-- START --

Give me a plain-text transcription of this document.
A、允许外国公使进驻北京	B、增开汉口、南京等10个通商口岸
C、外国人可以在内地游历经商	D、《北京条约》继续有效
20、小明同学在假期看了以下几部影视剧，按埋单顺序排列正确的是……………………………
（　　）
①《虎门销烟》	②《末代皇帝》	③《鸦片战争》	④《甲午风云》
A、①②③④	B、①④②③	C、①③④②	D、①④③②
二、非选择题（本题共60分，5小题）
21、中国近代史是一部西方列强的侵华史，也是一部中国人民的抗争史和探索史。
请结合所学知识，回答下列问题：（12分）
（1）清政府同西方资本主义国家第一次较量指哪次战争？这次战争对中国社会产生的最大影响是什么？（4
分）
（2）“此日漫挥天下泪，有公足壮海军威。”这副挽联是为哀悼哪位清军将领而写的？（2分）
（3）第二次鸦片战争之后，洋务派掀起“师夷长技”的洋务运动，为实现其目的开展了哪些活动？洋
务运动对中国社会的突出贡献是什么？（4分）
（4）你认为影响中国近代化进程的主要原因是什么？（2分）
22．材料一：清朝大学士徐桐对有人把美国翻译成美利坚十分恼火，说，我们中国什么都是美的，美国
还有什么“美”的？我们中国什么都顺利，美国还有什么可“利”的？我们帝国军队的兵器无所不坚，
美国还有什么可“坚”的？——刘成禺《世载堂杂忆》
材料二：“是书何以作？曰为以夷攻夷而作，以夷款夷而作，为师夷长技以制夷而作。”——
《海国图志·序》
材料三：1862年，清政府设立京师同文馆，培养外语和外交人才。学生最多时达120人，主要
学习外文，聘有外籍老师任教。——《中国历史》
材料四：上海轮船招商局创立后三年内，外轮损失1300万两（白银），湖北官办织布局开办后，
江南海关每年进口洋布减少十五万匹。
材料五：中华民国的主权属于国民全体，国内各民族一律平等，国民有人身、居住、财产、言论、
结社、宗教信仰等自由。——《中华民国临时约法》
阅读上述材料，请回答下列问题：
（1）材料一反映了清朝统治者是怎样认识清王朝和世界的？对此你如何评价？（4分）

-- END --

Write down the full listing again, exactly.

Give me a plain-text transcription of this document.
A、允许外国公使进驻北京	B、增开汉口、南京等10个通商口岸
C、外国人可以在内地游历经商	D、《北京条约》继续有效
20、小明同学在假期看了以下几部影视剧，按埋单顺序排列正确的是……………………………
（　　）
①《虎门销烟》	②《末代皇帝》	③《鸦片战争》	④《甲午风云》
A、①②③④	B、①④②③	C、①③④②	D、①④③②
二、非选择题（本题共60分，5小题）
21、中国近代史是一部西方列强的侵华史，也是一部中国人民的抗争史和探索史。
请结合所学知识，回答下列问题：（12分）
（1）清政府同西方资本主义国家第一次较量指哪次战争？这次战争对中国社会产生的最大影响是什么？（4
分）
（2）“此日漫挥天下泪，有公足壮海军威。”这副挽联是为哀悼哪位清军将领而写的？（2分）
（3）第二次鸦片战争之后，洋务派掀起“师夷长技”的洋务运动，为实现其目的开展了哪些活动？洋
务运动对中国社会的突出贡献是什么？（4分）
（4）你认为影响中国近代化进程的主要原因是什么？（2分）
22．材料一：清朝大学士徐桐对有人把美国翻译成美利坚十分恼火，说，我们中国什么都是美的，美国
还有什么“美”的？我们中国什么都顺利，美国还有什么可“利”的？我们帝国军队的兵器无所不坚，
美国还有什么可“坚”的？——刘成禺《世载堂杂忆》
材料二：“是书何以作？曰为以夷攻夷而作，以夷款夷而作，为师夷长技以制夷而作。”——
《海国图志·序》
材料三：1862年，清政府设立京师同文馆，培养外语和外交人才。学生最多时达120人，主要
学习外文，聘有外籍老师任教。——《中国历史》
材料四：上海轮船招商局创立后三年内，外轮损失1300万两（白银），湖北官办织布局开办后，
江南海关每年进口洋布减少十五万匹。
材料五：中华民国的主权属于国民全体，国内各民族一律平等，国民有人身、居住、财产、言论、
结社、宗教信仰等自由。——《中华民国临时约法》
阅读上述材料，请回答下列问题：
（1）材料一反映了清朝统治者是怎样认识清王朝和世界的？对此你如何评价？（4分）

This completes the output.